Output every record word for word.

Recorded data
[start]
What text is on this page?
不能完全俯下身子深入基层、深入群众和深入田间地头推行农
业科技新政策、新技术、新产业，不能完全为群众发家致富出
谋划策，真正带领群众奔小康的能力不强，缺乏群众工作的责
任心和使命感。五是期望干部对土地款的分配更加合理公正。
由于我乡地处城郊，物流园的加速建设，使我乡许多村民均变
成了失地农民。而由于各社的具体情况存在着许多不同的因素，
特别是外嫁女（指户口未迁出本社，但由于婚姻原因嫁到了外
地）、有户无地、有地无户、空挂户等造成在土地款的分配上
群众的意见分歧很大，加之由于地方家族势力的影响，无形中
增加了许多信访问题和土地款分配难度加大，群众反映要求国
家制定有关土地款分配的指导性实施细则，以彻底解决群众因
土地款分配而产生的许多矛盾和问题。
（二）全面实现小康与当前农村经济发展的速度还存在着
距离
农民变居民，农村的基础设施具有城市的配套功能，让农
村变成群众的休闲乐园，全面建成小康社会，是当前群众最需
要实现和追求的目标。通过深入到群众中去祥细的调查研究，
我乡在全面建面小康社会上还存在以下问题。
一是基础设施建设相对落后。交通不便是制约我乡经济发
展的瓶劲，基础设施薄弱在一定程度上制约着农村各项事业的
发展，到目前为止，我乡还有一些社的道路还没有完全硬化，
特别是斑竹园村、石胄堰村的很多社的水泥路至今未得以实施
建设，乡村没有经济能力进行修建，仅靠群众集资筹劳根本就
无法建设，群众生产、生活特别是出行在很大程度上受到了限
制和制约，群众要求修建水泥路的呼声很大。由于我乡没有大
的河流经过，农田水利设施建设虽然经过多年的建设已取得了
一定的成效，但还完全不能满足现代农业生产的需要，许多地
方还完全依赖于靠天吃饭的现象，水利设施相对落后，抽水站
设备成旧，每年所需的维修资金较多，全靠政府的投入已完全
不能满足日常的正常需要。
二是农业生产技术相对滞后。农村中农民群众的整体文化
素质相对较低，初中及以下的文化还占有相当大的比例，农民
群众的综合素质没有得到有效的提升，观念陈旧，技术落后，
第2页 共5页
[end]
** ANSWER **
What text is on this page?
不能完全俯下身子深入基层、深入群众和深入田间地头推行农
业科技新政策、新技术、新产业，不能完全为群众发家致富出
谋划策，真正带领群众奔小康的能力不强，缺乏群众工作的责
任心和使命感。五是期望干部对土地款的分配更加合理公正。
由于我乡地处城郊，物流园的加速建设，使我乡许多村民均变
成了失地农民。而由于各社的具体情况存在着许多不同的因素，
特别是外嫁女（指户口未迁出本社，但由于婚姻原因嫁到了外
地）、有户无地、有地无户、空挂户等造成在土地款的分配上
群众的意见分歧很大，加之由于地方家族势力的影响，无形中
增加了许多信访问题和土地款分配难度加大，群众反映要求国
家制定有关土地款分配的指导性实施细则，以彻底解决群众因
土地款分配而产生的许多矛盾和问题。
（二）全面实现小康与当前农村经济发展的速度还存在着
距离
农民变居民，农村的基础设施具有城市的配套功能，让农
村变成群众的休闲乐园，全面建成小康社会，是当前群众最需
要实现和追求的目标。通过深入到群众中去祥细的调查研究，
我乡在全面建面小康社会上还存在以下问题。
一是基础设施建设相对落后。交通不便是制约我乡经济发
展的瓶劲，基础设施薄弱在一定程度上制约着农村各项事业的
发展，到目前为止，我乡还有一些社的道路还没有完全硬化，
特别是斑竹园村、石胄堰村的很多社的水泥路至今未得以实施
建设，乡村没有经济能力进行修建，仅靠群众集资筹劳根本就
无法建设，群众生产、生活特别是出行在很大程度上受到了限
制和制约，群众要求修建水泥路的呼声很大。由于我乡没有大
的河流经过，农田水利设施建设虽然经过多年的建设已取得了
一定的成效，但还完全不能满足现代农业生产的需要，许多地
方还完全依赖于靠天吃饭的现象，水利设施相对落后，抽水站
设备成旧，每年所需的维修资金较多，全靠政府的投入已完全
不能满足日常的正常需要。
二是农业生产技术相对滞后。农村中农民群众的整体文化
素质相对较低，初中及以下的文化还占有相当大的比例，农民
群众的综合素质没有得到有效的提升，观念陈旧，技术落后，
第2页 共5页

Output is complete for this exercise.